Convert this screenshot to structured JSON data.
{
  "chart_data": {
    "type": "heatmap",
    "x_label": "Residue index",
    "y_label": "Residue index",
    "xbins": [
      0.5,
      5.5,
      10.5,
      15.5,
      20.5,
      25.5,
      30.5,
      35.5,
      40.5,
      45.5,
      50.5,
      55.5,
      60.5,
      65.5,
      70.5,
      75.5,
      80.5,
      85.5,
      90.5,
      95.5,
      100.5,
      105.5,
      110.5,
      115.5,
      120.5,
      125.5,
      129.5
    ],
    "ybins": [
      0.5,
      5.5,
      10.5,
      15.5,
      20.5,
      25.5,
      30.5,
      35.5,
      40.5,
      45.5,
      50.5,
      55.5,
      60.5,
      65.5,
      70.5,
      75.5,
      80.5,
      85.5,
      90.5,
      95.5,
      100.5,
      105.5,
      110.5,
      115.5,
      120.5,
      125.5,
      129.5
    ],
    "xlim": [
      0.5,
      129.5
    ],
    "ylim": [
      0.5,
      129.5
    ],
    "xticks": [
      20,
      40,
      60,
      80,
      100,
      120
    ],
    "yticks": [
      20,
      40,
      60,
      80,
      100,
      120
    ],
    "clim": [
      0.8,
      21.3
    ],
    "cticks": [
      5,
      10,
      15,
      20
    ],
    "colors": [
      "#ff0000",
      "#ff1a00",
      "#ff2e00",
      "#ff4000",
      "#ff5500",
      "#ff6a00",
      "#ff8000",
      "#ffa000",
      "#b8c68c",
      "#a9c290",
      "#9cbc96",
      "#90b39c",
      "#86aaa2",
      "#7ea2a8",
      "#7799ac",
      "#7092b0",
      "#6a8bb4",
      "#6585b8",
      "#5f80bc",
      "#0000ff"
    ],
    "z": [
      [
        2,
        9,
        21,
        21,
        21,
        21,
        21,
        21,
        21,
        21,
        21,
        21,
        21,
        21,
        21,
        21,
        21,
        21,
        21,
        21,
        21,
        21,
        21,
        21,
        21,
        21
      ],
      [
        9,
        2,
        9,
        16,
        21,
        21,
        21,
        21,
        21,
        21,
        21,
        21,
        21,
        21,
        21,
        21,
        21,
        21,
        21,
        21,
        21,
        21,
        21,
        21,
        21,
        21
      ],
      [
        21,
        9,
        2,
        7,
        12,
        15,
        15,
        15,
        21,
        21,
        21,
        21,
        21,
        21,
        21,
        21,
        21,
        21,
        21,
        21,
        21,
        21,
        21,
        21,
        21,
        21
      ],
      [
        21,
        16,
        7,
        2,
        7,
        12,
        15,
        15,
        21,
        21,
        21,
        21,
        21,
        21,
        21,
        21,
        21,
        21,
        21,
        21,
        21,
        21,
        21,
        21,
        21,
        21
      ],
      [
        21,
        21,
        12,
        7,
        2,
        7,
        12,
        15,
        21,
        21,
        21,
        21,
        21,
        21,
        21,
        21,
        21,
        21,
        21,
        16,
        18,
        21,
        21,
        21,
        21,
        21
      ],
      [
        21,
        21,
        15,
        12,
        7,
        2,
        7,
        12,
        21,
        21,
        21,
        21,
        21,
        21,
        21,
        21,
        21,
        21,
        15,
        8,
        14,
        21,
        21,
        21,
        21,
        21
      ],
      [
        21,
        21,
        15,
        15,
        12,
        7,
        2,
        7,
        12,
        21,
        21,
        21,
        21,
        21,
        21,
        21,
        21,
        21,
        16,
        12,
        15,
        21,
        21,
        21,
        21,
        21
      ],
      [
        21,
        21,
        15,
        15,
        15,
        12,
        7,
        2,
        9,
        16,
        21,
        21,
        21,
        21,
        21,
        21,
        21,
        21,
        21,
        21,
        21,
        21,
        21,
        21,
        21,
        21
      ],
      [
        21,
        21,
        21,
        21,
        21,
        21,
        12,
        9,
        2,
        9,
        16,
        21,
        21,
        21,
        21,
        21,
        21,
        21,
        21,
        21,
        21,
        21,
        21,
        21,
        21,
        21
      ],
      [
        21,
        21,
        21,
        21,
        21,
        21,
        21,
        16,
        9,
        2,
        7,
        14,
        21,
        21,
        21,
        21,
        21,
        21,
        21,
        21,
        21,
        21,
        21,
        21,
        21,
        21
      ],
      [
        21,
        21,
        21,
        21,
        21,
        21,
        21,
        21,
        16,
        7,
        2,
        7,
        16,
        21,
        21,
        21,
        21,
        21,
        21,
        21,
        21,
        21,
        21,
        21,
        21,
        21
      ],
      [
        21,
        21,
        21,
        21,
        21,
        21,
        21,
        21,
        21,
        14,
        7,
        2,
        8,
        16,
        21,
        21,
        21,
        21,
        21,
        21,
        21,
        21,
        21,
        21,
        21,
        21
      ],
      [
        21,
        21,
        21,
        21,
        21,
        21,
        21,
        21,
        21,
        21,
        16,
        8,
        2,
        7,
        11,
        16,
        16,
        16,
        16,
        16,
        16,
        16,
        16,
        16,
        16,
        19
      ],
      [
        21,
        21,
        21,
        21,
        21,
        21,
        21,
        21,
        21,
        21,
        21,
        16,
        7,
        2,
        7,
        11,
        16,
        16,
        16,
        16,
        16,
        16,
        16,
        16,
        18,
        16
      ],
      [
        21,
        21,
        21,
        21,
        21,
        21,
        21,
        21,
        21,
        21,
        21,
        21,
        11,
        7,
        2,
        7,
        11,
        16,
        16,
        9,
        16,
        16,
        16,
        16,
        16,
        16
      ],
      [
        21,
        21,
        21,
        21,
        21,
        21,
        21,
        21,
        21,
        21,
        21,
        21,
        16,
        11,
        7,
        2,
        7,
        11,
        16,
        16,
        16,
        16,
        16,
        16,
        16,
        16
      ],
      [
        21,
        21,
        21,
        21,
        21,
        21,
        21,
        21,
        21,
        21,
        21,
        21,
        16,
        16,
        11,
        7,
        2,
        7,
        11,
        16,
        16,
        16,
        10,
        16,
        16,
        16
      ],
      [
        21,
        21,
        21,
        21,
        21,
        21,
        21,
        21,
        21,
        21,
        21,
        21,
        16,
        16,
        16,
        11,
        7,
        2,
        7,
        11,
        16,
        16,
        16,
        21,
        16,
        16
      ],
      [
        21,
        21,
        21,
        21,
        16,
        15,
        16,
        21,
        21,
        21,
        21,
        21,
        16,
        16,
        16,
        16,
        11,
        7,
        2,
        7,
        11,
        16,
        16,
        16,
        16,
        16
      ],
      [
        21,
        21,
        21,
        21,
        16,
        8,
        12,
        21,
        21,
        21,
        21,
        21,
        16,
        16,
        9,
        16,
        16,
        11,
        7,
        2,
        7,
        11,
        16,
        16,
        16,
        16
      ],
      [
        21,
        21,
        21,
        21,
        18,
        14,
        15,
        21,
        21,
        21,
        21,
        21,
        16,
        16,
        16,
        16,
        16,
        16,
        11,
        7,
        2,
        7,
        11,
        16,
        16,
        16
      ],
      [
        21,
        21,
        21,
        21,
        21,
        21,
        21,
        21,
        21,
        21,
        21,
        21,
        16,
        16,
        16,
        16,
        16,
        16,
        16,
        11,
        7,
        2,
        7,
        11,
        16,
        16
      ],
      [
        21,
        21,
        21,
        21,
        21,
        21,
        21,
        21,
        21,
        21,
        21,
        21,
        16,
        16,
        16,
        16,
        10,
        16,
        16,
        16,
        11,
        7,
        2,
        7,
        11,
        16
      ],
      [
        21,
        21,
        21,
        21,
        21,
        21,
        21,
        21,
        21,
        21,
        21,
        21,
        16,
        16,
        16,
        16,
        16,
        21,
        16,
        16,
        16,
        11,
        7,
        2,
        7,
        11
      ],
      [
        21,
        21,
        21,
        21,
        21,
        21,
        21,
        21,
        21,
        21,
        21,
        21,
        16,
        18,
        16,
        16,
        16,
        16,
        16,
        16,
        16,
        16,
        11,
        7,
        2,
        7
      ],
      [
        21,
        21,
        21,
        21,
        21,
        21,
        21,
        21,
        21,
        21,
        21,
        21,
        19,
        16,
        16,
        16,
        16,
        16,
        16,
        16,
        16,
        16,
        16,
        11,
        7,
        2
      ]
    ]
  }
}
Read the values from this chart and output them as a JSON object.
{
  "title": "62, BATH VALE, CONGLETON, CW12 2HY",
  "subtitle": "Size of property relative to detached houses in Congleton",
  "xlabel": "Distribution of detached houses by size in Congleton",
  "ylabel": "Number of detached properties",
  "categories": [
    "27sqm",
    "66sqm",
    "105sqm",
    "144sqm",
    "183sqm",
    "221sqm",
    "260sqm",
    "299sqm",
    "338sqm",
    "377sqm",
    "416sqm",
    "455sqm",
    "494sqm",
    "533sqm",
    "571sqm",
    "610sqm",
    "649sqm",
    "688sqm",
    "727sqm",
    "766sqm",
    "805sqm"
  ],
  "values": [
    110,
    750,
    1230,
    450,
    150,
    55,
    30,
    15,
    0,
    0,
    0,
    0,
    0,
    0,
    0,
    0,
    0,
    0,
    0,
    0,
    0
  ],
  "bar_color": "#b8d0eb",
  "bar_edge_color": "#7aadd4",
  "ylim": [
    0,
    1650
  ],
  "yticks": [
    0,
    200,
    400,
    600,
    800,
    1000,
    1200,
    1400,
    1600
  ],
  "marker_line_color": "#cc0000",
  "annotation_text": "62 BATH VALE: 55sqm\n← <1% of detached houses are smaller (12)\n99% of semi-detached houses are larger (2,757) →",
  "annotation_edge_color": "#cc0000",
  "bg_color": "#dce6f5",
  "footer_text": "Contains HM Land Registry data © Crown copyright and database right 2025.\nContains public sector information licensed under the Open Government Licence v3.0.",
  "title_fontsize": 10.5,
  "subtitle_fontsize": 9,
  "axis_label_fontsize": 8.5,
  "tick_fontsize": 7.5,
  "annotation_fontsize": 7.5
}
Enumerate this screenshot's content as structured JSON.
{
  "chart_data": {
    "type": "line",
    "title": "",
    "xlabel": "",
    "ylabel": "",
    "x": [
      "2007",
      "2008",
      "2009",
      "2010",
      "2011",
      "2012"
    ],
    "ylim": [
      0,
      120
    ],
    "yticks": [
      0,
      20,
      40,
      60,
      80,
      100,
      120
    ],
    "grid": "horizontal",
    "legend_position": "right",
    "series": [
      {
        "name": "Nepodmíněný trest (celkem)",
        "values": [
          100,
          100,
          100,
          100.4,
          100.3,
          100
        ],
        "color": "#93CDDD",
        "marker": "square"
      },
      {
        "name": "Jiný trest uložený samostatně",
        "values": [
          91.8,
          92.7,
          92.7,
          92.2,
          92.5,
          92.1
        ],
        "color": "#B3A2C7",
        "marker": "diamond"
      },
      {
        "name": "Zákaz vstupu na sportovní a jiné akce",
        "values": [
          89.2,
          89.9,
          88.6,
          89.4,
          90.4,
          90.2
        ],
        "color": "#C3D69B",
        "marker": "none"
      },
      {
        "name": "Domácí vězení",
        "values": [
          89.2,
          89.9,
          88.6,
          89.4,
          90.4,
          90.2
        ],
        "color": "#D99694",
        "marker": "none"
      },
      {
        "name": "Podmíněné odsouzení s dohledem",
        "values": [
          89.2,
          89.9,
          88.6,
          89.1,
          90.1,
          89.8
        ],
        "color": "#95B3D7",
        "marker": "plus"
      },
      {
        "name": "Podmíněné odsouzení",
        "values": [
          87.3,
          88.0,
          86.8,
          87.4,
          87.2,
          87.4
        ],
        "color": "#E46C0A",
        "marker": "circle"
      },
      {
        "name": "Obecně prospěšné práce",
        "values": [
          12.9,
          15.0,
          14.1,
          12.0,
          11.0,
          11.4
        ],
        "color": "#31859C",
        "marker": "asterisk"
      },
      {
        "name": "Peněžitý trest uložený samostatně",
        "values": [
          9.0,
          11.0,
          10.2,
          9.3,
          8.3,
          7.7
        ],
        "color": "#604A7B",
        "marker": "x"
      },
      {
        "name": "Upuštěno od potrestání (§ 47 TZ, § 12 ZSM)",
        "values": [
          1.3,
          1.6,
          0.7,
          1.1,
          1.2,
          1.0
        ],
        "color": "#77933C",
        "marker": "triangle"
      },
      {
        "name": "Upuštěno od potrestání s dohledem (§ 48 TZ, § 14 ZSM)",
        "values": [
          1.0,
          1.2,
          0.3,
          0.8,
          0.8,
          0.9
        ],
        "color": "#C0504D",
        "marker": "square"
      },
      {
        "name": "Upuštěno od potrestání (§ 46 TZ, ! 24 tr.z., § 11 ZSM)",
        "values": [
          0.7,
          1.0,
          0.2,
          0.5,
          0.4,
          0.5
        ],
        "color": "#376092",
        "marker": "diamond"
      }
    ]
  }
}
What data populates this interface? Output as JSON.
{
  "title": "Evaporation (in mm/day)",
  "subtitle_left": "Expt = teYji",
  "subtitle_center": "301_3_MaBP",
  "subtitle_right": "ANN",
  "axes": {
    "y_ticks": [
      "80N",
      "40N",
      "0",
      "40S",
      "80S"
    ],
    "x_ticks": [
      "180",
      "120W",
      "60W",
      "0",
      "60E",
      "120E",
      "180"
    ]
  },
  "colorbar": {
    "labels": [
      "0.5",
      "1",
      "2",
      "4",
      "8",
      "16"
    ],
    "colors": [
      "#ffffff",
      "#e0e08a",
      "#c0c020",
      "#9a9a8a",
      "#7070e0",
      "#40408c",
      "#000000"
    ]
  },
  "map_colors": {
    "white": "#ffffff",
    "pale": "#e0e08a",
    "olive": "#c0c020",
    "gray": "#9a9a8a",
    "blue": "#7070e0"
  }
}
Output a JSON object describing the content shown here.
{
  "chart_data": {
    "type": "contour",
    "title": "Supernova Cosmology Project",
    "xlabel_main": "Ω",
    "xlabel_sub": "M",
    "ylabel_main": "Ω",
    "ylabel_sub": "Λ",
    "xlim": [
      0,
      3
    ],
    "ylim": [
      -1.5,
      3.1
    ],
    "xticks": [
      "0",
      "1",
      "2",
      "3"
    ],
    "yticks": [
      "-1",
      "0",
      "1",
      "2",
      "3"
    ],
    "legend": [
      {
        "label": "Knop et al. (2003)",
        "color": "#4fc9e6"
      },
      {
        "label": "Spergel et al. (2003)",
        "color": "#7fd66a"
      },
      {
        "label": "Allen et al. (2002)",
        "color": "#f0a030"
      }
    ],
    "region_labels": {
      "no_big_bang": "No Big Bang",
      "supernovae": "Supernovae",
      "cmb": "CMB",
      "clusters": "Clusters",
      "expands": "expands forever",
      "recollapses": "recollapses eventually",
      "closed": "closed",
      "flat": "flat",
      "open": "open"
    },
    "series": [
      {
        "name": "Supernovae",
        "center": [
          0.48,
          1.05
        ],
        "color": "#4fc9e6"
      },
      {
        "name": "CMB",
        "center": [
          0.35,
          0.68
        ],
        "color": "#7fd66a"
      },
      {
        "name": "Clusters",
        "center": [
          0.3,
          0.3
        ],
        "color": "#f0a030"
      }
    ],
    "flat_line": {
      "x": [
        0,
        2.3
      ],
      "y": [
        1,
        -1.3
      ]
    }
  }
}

▸ **Short problem**
Lines containing the string "content" are to be selected and copied.

▸ **Exercise result**
Enumerate this screenshot's content as structured JSON.
Output a JSON object describing the content shown here.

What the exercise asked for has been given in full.